_PROMPT_: Copy out all the lines where "location" shows up.

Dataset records
==========
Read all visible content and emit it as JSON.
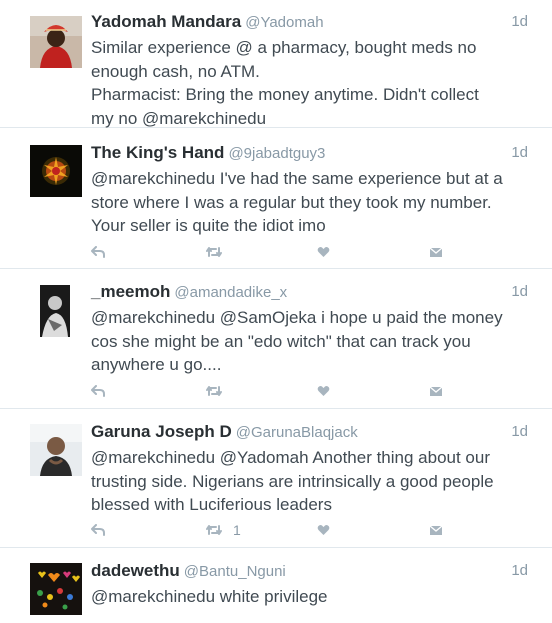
{
  "tweets": [
    {
      "name": "Yadomah Mandara",
      "handle": "@Yadomah",
      "time": "1d",
      "lines": [
        "Similar experience @ a pharmacy, bought meds no",
        "enough cash, no ATM.",
        "Pharmacist: Bring the money anytime. Didn't collect",
        "my no @marekchinedu"
      ],
      "retweet_count": ""
    },
    {
      "name": "The King's Hand",
      "handle": "@9jabadtguy3",
      "time": "1d",
      "lines": [
        "@marekchinedu I've had the same experience but at a",
        "store where I was a regular but they took my number.",
        "Your seller is quite the idiot imo"
      ],
      "retweet_count": ""
    },
    {
      "name": "_meemoh",
      "handle": "@amandadike_x",
      "time": "1d",
      "lines": [
        "@marekchinedu @SamOjeka i hope u paid the money",
        "cos she might be an \"edo witch\" that can track you",
        "anywhere u go...."
      ],
      "retweet_count": ""
    },
    {
      "name": "Garuna Joseph D",
      "handle": "@GarunaBlaqjack",
      "time": "1d",
      "lines": [
        "@marekchinedu @Yadomah Another thing about our",
        "trusting side. Nigerians are intrinsically a good people",
        "blessed with Luciferious leaders"
      ],
      "retweet_count": "1"
    },
    {
      "name": "dadewethu",
      "handle": "@Bantu_Nguni",
      "time": "1d",
      "lines": [
        "@marekchinedu white privilege"
      ],
      "retweet_count": ""
    }
  ],
  "icons": {
    "reply": "reply-icon",
    "retweet": "retweet-icon",
    "like": "heart-icon",
    "message": "direct-message-icon"
  },
  "colors": {
    "icon": "#a8b5bf",
    "secondary_text": "#8899a6",
    "divider": "#e1e8ed"
  }
}
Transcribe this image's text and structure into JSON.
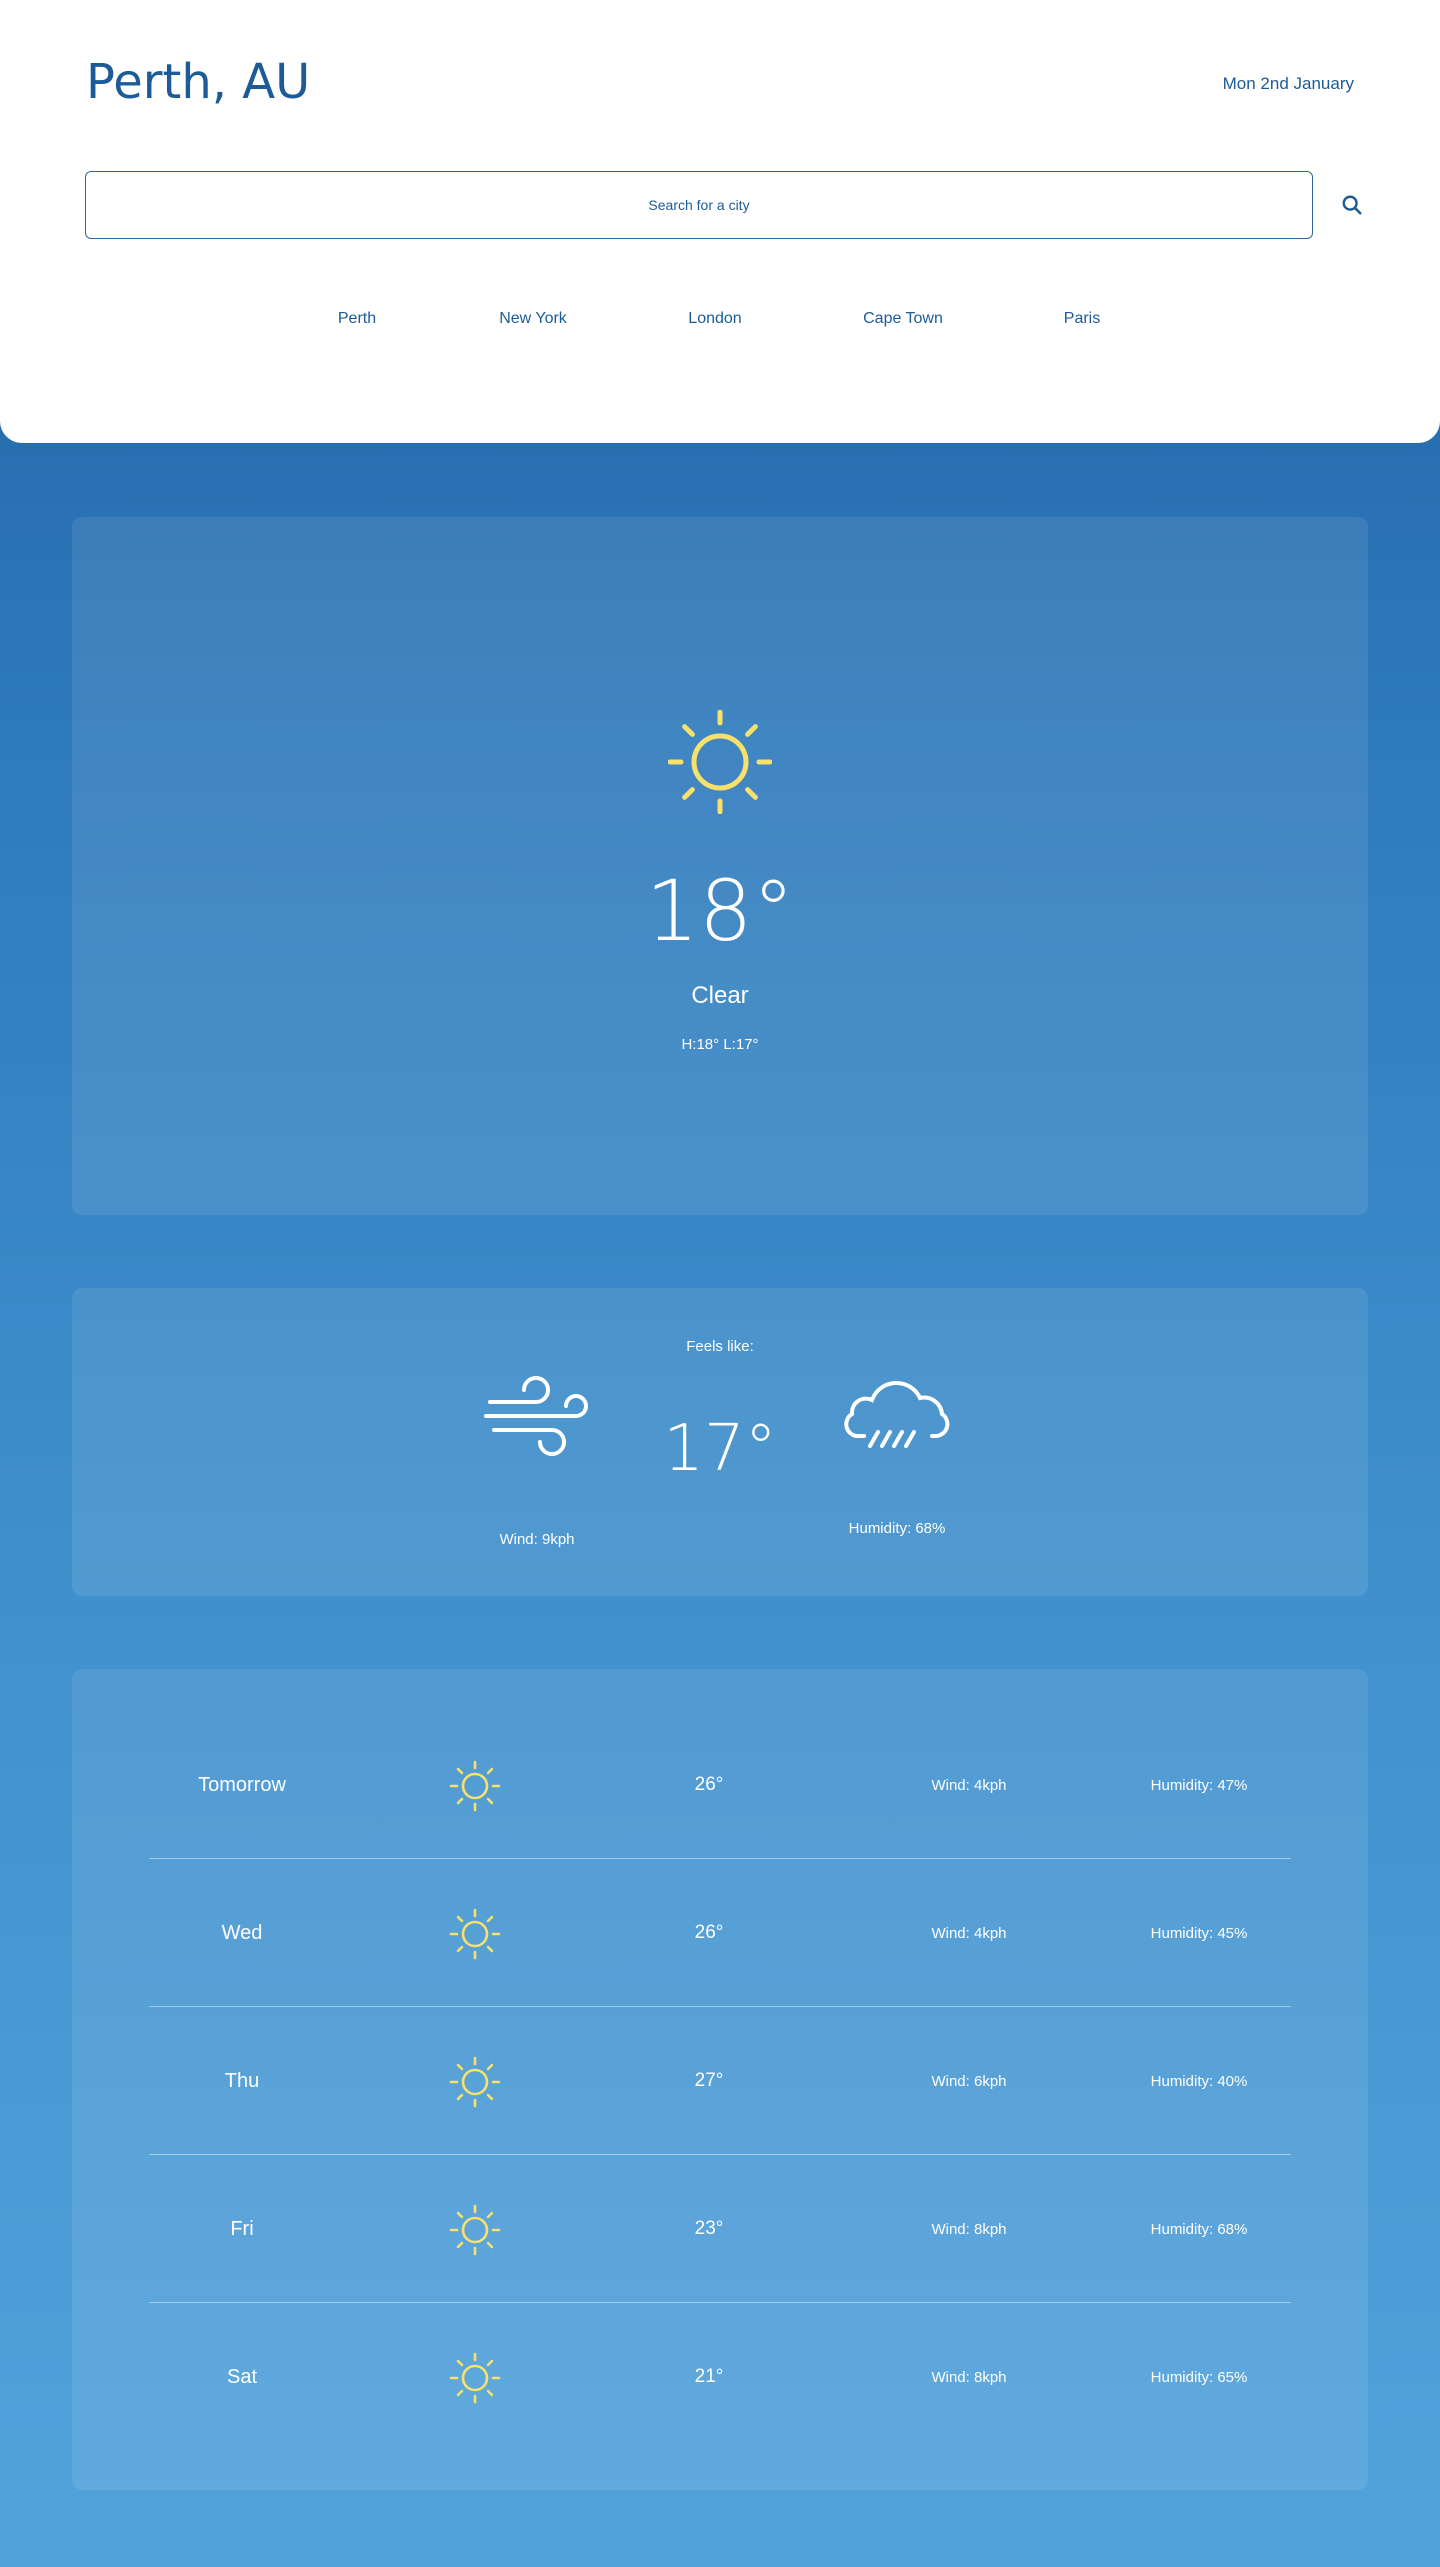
{
  "header": {
    "city_title": "Perth, AU",
    "date": "Mon 2nd January"
  },
  "search": {
    "placeholder": "Search for a city",
    "button_icon": "search-icon"
  },
  "quick_cities": [
    "Perth",
    "New York",
    "London",
    "Cape Town",
    "Paris"
  ],
  "current": {
    "icon": "sun-icon",
    "temperature": "18°",
    "condition": "Clear",
    "high_low": "H:18° L:17°"
  },
  "details": {
    "feels_like_label": "Feels like:",
    "feels_like_temp": "17°",
    "wind_icon": "wind-icon",
    "wind": "Wind: 9kph",
    "humidity_icon": "rain-cloud-icon",
    "humidity": "Humidity: 68%"
  },
  "forecast": [
    {
      "day": "Tomorrow",
      "icon": "sun-icon",
      "temp": "26°",
      "wind": "Wind: 4kph",
      "humidity": "Humidity: 47%"
    },
    {
      "day": "Wed",
      "icon": "sun-icon",
      "temp": "26°",
      "wind": "Wind: 4kph",
      "humidity": "Humidity: 45%"
    },
    {
      "day": "Thu",
      "icon": "sun-icon",
      "temp": "27°",
      "wind": "Wind: 6kph",
      "humidity": "Humidity: 40%"
    },
    {
      "day": "Fri",
      "icon": "sun-icon",
      "temp": "23°",
      "wind": "Wind: 8kph",
      "humidity": "Humidity: 68%"
    },
    {
      "day": "Sat",
      "icon": "sun-icon",
      "temp": "21°",
      "wind": "Wind: 8kph",
      "humidity": "Humidity: 65%"
    }
  ],
  "colors": {
    "brand_blue": "#1d5b98",
    "sun_yellow": "#f7e16a",
    "background_top": "#1f5f9f",
    "background_bottom": "#52a3dc"
  }
}
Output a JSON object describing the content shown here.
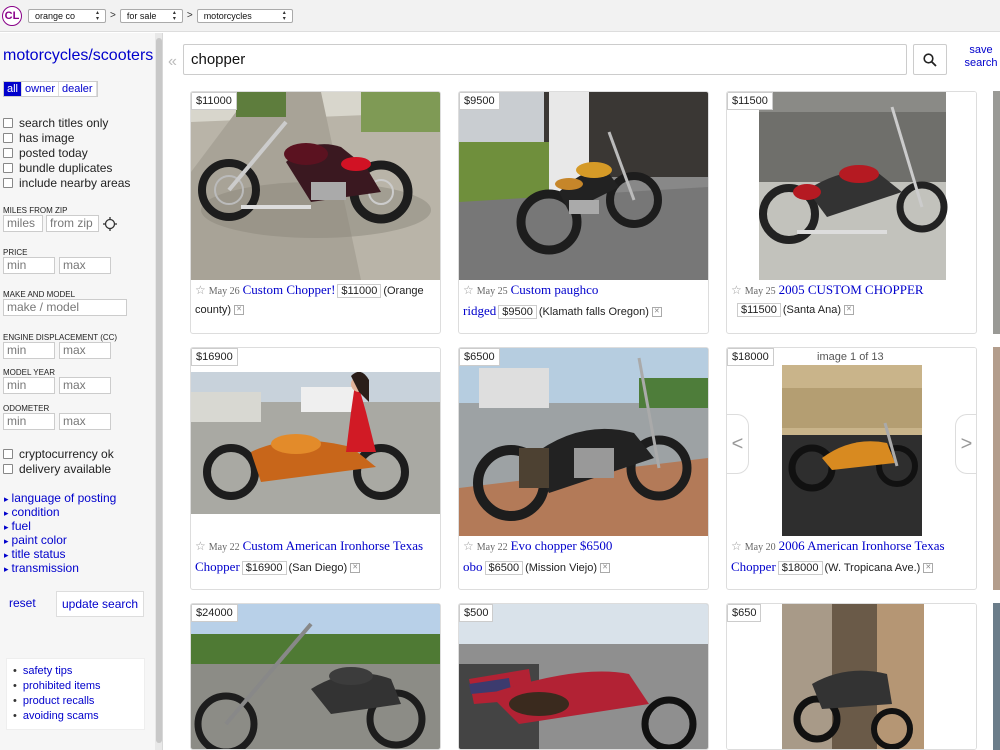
{
  "topbar": {
    "logo": "CL",
    "area": "orange co",
    "section": "for sale",
    "category": "motorcycles",
    "sep": ">"
  },
  "sidebar": {
    "title": "motorcycles/scooters",
    "seller_filter": [
      "all",
      "owner",
      "dealer"
    ],
    "checkboxes": [
      "search titles only",
      "has image",
      "posted today",
      "bundle duplicates",
      "include nearby areas"
    ],
    "miles_label": "MILES FROM ZIP",
    "miles_placeholder": "miles",
    "zip_placeholder": "from zip",
    "price_label": "PRICE",
    "make_label": "MAKE AND MODEL",
    "make_placeholder": "make / model",
    "engine_label": "ENGINE DISPLACEMENT (CC)",
    "year_label": "MODEL YEAR",
    "odometer_label": "ODOMETER",
    "min_placeholder": "min",
    "max_placeholder": "max",
    "checkboxes2": [
      "cryptocurrency ok",
      "delivery available"
    ],
    "links": [
      "language of posting",
      "condition",
      "fuel",
      "paint color",
      "title status",
      "transmission"
    ],
    "reset": "reset",
    "update": "update search",
    "help": [
      "safety tips",
      "prohibited items",
      "product recalls",
      "avoiding scams"
    ]
  },
  "search": {
    "query": "chopper",
    "save_label_1": "save",
    "save_label_2": "search",
    "collapse": "«"
  },
  "listings": [
    {
      "price": "$11000",
      "date": "May 26",
      "title": "Custom Chopper!",
      "price_inline": "$11000",
      "location": "(Orange county)"
    },
    {
      "price": "$9500",
      "date": "May 25",
      "title": "Custom paughco ridged",
      "price_inline": "$9500",
      "location": "(Klamath falls Oregon)"
    },
    {
      "price": "$11500",
      "date": "May 25",
      "title": "2005 CUSTOM CHOPPER",
      "price_inline": "$11500",
      "location": "(Santa Ana)"
    },
    {
      "price": "$16900",
      "date": "May 22",
      "title": "Custom American Ironhorse Texas Chopper",
      "price_inline": "$16900",
      "location": "(San Diego)"
    },
    {
      "price": "$6500",
      "date": "May 22",
      "title": "Evo chopper $6500 obo",
      "price_inline": "$6500",
      "location": "(Mission Viejo)"
    },
    {
      "price": "$18000",
      "date": "May 20",
      "title": "2006 American Ironhorse Texas Chopper",
      "price_inline": "$18000",
      "location": "(W. Tropicana Ave.)",
      "image_count": "image 1 of 13"
    },
    {
      "price": "$24000"
    },
    {
      "price": "$500"
    },
    {
      "price": "$650"
    }
  ],
  "colors": {
    "link": "#0000cc",
    "sidebar_bg": "#f6f6f6",
    "logo": "#880088"
  },
  "carousel": {
    "prev": "<",
    "next": ">"
  }
}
==========
_COMPLETE OUTPUT_:
      "location": "(Orange county)"
      "location": "(Klamath falls Oregon)"
      "location": "(Santa Ana)"
      "location": "(San Diego)"
      "location": "(Mission Viejo)"
      "location": "(W. Tropicana Ave.)",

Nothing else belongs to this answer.